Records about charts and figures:
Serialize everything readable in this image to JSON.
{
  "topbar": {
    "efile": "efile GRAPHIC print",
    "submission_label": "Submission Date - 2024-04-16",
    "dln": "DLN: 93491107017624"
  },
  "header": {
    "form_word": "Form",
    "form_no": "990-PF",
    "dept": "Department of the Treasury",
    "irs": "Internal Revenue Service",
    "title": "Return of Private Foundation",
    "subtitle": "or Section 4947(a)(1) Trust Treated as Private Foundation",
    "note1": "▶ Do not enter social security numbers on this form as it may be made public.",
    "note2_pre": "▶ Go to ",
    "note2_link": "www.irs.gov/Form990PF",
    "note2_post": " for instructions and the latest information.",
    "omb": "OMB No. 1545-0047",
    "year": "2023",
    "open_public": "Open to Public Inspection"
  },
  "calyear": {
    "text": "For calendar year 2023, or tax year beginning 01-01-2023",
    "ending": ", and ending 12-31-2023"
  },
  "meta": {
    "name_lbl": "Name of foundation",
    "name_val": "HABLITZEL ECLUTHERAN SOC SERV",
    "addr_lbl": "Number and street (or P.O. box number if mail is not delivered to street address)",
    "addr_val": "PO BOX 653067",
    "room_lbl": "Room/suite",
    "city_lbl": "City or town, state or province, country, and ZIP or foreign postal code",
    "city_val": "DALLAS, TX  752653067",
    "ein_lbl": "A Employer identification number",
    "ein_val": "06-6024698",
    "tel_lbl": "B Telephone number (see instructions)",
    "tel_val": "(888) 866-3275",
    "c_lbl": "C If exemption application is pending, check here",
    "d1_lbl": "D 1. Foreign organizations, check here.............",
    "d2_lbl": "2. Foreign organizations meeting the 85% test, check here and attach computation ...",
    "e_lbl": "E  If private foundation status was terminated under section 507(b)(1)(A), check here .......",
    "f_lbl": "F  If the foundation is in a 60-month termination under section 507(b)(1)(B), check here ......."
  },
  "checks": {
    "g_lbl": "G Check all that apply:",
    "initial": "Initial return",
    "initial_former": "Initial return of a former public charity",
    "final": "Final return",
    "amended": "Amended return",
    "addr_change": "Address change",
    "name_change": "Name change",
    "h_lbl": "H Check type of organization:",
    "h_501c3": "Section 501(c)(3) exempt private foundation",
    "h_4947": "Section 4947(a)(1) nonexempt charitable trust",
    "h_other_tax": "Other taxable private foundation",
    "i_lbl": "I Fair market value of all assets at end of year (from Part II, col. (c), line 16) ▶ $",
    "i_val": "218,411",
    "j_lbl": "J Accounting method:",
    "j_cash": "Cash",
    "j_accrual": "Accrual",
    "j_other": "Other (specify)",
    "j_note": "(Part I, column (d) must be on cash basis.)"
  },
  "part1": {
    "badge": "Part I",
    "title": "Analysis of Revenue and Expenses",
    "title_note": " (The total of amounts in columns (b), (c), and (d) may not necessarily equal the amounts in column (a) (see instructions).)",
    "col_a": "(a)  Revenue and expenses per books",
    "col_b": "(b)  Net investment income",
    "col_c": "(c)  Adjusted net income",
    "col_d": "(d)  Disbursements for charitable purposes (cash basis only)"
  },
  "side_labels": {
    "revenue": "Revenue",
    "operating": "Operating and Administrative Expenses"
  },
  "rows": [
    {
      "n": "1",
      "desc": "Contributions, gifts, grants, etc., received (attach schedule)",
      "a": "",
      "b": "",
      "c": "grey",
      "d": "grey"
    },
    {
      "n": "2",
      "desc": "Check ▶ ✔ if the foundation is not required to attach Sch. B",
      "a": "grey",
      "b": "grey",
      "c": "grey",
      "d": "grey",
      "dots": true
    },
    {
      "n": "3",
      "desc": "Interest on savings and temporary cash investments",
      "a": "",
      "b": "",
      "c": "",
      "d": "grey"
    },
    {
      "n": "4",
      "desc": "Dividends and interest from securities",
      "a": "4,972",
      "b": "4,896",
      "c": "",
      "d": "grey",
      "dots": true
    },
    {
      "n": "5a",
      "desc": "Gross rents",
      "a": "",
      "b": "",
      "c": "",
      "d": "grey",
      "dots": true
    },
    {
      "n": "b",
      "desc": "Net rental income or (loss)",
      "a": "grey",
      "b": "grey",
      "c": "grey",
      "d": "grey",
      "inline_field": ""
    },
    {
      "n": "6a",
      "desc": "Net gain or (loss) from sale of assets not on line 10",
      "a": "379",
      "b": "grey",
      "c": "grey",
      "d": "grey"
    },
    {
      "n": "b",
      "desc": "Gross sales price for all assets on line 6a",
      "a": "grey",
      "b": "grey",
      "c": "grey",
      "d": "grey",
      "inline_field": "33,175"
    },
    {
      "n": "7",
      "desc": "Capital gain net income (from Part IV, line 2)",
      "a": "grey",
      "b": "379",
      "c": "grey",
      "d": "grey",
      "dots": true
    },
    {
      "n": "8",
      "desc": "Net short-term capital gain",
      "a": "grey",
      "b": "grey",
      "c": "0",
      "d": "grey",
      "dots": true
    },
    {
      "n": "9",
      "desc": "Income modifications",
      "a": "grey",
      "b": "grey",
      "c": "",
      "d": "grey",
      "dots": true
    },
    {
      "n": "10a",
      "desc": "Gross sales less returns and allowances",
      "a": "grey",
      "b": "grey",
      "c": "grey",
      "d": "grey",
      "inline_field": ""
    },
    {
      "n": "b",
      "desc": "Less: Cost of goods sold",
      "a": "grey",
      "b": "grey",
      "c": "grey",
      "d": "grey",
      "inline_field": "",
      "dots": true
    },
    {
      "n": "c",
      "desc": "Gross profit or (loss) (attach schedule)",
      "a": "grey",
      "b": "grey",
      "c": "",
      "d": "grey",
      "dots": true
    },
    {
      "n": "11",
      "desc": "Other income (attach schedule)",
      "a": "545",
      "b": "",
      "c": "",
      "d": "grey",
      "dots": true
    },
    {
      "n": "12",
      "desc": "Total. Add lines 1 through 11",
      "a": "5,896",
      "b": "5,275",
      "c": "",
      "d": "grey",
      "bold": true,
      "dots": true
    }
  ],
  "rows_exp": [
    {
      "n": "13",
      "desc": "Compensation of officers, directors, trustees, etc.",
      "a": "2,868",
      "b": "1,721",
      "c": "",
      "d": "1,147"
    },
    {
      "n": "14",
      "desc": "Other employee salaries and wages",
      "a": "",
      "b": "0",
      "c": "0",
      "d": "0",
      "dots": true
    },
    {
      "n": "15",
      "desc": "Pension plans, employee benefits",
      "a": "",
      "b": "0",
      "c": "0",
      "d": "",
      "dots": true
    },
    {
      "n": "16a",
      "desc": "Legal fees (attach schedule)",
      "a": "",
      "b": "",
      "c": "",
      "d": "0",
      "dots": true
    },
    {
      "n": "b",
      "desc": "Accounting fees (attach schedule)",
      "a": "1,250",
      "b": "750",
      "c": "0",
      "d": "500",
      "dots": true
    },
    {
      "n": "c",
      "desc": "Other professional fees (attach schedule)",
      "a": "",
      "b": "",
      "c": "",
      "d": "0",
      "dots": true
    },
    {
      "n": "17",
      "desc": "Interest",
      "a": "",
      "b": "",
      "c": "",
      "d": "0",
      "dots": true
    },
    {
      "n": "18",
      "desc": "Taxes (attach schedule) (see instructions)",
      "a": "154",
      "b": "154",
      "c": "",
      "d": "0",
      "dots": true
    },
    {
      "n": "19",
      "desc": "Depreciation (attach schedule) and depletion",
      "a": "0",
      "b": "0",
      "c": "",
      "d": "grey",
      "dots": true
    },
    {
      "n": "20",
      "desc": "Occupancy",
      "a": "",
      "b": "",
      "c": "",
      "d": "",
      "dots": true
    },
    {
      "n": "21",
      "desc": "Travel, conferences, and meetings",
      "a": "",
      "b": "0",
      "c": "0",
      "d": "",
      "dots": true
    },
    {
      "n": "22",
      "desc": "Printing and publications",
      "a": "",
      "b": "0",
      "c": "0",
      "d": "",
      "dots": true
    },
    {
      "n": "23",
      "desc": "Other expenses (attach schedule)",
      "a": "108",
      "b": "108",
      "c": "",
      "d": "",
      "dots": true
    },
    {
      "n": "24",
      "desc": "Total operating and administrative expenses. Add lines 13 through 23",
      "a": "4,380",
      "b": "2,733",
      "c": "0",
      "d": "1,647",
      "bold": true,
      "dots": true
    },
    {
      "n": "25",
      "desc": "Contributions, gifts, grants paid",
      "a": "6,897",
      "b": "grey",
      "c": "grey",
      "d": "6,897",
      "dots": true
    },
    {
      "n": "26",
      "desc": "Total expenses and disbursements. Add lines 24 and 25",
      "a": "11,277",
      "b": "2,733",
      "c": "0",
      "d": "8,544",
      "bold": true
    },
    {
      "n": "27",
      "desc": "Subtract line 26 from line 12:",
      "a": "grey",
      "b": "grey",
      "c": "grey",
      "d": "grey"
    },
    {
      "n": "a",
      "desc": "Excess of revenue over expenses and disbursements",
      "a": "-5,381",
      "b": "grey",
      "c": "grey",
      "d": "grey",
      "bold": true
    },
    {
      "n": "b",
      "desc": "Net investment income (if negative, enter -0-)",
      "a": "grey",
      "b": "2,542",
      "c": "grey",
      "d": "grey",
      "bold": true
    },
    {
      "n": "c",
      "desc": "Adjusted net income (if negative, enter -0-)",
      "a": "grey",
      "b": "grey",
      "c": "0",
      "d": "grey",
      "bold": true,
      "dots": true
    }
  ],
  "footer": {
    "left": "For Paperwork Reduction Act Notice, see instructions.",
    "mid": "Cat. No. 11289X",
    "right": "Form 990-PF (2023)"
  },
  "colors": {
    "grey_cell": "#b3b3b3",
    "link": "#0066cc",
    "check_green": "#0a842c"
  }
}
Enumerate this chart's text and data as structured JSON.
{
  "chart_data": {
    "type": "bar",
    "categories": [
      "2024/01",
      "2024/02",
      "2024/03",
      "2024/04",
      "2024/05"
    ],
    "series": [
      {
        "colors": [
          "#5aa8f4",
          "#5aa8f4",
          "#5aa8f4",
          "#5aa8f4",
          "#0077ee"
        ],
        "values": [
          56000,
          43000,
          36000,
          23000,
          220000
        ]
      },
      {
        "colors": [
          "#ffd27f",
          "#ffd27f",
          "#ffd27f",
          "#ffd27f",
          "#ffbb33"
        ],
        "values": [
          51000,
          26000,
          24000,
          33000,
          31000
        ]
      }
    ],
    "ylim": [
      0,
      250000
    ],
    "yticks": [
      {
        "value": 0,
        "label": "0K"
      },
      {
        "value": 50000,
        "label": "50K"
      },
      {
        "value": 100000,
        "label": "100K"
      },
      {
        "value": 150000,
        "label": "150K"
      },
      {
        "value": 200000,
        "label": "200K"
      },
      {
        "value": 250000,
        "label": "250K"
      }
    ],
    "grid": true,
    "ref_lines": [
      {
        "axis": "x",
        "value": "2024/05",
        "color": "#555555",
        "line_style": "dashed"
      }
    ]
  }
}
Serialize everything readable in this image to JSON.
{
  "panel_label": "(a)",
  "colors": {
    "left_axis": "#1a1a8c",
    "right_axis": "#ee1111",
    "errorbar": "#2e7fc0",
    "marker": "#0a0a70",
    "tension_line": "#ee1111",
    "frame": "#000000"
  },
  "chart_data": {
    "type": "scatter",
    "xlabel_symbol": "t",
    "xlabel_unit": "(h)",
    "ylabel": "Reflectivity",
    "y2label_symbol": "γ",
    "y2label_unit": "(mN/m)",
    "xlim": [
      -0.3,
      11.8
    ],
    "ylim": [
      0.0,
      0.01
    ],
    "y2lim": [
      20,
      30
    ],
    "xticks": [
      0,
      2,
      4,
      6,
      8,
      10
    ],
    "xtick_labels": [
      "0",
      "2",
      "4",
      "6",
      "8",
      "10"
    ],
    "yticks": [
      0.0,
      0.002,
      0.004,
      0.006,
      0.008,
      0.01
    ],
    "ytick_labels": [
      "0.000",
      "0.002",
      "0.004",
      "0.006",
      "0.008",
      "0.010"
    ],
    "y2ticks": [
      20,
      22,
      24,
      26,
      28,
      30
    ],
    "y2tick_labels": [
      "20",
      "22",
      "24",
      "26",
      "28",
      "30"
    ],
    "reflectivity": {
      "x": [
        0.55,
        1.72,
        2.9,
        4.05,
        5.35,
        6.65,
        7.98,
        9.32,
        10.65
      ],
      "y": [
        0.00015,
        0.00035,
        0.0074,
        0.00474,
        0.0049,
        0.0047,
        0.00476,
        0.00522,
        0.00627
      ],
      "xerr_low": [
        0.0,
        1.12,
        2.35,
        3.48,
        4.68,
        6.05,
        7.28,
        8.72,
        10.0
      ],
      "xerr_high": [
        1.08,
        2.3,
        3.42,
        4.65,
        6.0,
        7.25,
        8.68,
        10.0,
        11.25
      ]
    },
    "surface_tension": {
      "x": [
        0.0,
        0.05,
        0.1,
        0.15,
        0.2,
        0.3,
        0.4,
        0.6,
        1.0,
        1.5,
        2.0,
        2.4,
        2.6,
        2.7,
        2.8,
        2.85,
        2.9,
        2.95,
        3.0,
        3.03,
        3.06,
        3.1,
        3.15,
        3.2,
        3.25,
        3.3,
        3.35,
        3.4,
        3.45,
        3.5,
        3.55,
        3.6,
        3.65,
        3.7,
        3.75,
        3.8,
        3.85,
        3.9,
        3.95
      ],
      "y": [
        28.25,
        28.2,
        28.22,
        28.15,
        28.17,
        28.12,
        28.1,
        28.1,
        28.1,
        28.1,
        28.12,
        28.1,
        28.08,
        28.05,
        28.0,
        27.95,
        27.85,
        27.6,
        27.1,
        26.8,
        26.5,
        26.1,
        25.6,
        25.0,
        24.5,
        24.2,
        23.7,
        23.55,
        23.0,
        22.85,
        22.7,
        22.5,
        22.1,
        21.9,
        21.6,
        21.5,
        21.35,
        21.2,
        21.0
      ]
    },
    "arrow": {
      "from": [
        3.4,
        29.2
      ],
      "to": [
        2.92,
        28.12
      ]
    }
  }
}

> [GOAL OF THE EXERCISE]: Your task is to pick out every line with the string "grants" and copy it.

> [SOLUTION FOR THIS EXERCISE]:
      "desc": "Contributions, gifts, grants, etc., received (attach schedule)",
      "desc": "Contributions, gifts, grants paid",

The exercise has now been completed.